- _Instruction_:
Determine how many lines of the records include "LSEG", and answer with the number alone.

- _Input records_:
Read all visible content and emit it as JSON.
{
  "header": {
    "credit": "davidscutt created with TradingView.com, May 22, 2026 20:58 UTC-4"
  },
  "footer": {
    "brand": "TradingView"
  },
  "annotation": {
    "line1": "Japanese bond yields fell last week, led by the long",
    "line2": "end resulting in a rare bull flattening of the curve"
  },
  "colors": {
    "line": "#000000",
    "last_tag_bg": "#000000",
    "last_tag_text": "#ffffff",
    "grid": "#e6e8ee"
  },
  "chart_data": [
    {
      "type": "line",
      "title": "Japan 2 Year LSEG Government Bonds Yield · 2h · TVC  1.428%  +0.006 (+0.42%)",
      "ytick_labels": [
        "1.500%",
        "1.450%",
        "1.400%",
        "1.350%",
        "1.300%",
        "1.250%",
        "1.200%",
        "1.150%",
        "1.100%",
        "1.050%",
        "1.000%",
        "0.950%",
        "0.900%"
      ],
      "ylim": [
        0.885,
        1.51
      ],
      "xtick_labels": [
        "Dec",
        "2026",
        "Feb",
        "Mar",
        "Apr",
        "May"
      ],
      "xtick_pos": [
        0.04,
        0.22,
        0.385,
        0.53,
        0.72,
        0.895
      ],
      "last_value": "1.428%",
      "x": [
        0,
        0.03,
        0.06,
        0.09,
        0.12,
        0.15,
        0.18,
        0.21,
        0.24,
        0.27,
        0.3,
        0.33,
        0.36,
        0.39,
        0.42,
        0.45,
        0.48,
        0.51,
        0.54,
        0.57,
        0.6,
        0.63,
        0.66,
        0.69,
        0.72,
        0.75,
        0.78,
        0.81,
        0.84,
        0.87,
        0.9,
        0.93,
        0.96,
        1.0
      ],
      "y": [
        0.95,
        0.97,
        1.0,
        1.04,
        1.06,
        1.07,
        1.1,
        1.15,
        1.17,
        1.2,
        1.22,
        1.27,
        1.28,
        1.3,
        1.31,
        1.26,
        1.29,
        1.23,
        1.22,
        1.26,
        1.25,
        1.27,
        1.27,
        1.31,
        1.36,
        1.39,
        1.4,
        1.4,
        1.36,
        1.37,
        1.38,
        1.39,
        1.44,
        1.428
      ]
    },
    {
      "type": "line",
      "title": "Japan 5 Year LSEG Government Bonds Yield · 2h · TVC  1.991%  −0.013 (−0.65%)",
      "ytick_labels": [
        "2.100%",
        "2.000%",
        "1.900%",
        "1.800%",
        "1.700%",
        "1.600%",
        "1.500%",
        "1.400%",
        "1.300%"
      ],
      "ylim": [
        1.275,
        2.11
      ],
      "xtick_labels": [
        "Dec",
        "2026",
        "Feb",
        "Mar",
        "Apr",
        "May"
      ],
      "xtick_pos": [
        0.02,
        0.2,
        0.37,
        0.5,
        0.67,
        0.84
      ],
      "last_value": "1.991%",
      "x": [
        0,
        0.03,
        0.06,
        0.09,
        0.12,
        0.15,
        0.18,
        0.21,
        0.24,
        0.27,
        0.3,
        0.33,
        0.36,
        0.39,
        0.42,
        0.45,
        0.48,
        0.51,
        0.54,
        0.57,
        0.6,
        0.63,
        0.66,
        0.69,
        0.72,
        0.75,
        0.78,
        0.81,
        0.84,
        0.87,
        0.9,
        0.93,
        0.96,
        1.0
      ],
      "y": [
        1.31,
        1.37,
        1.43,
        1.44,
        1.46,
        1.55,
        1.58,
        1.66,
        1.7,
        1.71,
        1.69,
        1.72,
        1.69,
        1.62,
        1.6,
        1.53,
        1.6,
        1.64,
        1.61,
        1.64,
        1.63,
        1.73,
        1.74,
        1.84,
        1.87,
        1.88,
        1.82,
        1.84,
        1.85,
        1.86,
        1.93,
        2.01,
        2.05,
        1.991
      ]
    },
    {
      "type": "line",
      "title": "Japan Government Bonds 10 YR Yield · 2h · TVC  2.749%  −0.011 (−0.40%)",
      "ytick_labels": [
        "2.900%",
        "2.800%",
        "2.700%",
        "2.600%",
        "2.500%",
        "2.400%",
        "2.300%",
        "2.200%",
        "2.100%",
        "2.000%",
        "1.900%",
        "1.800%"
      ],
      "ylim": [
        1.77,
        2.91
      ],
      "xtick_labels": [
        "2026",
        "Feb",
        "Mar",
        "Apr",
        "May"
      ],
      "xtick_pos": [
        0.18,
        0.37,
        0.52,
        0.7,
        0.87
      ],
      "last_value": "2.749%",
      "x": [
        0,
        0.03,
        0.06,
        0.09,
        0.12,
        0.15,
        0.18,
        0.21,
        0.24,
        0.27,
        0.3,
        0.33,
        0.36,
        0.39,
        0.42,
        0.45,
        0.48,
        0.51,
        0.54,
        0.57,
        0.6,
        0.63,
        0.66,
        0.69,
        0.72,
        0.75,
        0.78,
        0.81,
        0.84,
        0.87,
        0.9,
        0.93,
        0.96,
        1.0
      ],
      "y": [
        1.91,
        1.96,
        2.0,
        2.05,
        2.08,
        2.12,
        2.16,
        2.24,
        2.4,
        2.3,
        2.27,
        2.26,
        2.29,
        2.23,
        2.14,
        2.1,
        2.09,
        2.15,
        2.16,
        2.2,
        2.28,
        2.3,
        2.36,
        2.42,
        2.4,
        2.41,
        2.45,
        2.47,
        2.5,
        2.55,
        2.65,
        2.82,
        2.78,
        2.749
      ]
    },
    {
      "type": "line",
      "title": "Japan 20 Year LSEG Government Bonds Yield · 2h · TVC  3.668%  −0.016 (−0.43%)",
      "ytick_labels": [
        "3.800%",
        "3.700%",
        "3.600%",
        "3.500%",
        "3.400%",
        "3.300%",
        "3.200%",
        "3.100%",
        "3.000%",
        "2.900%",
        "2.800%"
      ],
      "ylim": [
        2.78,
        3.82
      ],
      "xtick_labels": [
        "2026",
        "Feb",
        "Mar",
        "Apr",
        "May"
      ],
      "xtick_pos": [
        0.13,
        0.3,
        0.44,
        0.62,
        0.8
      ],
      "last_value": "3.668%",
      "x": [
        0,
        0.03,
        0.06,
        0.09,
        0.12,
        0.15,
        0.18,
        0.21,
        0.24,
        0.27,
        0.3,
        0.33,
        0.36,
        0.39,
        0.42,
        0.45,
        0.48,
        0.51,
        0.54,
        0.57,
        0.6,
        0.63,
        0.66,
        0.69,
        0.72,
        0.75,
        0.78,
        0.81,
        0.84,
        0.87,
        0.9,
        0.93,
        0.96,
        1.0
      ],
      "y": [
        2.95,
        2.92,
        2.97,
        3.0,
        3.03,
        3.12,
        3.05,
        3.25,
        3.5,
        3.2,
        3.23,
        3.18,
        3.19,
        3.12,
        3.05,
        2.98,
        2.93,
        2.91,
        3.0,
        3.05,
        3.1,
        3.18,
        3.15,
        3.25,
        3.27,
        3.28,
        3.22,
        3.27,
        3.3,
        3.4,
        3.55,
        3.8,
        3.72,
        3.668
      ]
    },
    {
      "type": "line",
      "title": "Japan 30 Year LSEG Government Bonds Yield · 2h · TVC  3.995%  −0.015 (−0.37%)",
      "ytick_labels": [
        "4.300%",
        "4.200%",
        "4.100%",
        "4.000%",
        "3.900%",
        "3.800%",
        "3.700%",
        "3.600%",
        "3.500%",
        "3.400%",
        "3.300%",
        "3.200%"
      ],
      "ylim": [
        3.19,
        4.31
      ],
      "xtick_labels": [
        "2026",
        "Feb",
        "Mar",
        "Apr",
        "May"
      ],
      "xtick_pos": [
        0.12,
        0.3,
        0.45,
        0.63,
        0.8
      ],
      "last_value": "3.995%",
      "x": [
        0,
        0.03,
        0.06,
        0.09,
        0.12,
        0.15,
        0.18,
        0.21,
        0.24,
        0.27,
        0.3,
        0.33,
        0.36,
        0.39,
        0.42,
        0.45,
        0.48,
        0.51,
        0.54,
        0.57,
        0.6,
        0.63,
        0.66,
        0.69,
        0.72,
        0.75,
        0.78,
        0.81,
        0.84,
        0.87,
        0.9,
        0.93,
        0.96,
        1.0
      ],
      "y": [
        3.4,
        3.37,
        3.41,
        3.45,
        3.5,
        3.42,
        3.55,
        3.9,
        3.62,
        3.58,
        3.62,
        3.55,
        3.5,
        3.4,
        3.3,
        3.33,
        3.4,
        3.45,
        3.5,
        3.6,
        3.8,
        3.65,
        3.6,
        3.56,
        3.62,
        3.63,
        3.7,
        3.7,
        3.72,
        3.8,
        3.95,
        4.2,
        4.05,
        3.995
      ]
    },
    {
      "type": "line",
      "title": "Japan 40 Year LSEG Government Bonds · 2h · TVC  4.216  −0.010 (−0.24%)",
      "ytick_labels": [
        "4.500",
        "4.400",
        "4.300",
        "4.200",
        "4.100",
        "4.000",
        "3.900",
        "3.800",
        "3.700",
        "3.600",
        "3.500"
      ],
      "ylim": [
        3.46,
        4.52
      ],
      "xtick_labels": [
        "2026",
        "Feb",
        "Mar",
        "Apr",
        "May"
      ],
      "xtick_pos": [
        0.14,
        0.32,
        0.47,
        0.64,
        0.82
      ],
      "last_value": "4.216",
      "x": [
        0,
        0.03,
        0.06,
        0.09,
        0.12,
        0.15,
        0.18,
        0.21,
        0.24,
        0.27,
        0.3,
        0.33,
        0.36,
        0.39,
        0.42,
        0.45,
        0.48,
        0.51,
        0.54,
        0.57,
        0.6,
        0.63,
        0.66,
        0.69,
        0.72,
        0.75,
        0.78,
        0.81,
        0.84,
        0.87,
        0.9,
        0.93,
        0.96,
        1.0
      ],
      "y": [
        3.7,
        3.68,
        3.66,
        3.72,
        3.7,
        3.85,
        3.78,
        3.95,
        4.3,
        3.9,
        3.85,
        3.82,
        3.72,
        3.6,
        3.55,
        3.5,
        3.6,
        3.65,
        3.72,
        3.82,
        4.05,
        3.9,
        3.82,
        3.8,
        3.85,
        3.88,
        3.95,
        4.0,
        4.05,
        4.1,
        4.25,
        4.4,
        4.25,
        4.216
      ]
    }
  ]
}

- _Solved problem_:
5